Document source -

━━━━━━━━

Les processus de radicalisation et de diversion

Les processus de radicalisation et de diversion

Rédigé le 24/05/2019

A la veille de cette session agitée par l’actualité politique insulaire, le Président du Conseil Exécutif est intervenu dans le quotidien régional en recourant à des mots très durs pour commenter cette actualité en ciblant les services de l’Etat: « croisade », « déclaration de guerre », et même « assassinat politique ».
 
Ces excès ne sont pas neutres. Ils consistent à désinformer l’opinion sur des sujets cruciaux tels que la DSP sur le très haut débit numérique et le rétablissement de la cartographie des ESA, le but étant de désigner l’Etat comme responsable de ces situations d’échec et de dégrader davantage encore nos relations institutionnelles.

━━━━━━━━

Données fournies -
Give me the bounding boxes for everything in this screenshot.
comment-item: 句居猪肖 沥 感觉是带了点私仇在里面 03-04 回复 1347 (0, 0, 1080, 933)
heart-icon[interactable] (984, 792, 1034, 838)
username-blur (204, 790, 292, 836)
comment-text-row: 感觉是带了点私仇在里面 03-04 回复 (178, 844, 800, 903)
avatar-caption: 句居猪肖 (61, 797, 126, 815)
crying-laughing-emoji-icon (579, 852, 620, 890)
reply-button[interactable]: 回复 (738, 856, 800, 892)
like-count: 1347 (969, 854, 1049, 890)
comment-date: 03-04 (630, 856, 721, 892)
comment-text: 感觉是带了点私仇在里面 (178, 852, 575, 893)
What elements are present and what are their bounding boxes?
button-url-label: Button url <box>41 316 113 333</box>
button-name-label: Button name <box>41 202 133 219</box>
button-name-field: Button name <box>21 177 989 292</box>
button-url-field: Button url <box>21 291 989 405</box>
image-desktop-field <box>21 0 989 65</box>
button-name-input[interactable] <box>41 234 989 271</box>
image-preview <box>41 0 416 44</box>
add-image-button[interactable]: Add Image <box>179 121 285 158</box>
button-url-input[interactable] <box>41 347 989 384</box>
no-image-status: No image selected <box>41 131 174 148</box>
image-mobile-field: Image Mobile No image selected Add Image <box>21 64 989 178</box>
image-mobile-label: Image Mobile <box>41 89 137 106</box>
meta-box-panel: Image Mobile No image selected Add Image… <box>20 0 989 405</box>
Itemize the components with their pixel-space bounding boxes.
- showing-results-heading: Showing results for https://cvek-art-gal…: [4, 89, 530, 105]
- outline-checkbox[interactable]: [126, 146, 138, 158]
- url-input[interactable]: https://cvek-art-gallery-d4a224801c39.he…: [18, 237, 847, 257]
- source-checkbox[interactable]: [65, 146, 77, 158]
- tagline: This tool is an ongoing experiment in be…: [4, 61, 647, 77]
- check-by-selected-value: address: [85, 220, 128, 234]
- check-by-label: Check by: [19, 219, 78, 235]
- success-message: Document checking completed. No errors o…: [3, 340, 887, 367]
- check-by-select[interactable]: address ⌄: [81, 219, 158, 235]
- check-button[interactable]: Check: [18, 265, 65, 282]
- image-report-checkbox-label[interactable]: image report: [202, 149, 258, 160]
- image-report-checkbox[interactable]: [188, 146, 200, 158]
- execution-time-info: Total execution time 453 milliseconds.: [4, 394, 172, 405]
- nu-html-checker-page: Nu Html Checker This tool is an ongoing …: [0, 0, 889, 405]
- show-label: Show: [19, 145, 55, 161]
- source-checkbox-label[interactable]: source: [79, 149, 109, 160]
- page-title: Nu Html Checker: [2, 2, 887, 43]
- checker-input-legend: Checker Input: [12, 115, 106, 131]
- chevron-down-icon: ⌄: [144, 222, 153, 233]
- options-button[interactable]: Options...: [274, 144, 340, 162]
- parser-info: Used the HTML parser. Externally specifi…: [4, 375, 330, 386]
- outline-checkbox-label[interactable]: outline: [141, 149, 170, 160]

━━━━━━━━

Consigne -
Transcrivez à l'identique le passage du document source qui va de « Ces excès ne » jusqu'à « nos relations institutionnelles. » inclus.

Réponse -
Ces excès ne sont pas neutres. Ils consistent à désinformer l’opinion sur des sujets cruciaux tels que la DSP sur le très haut débit numérique et le rétablissement de la cartographie des ESA, le but étant de désigner l’Etat comme responsable de ces situations d’échec et de dégrader davantage encore nos relations institutionnelles.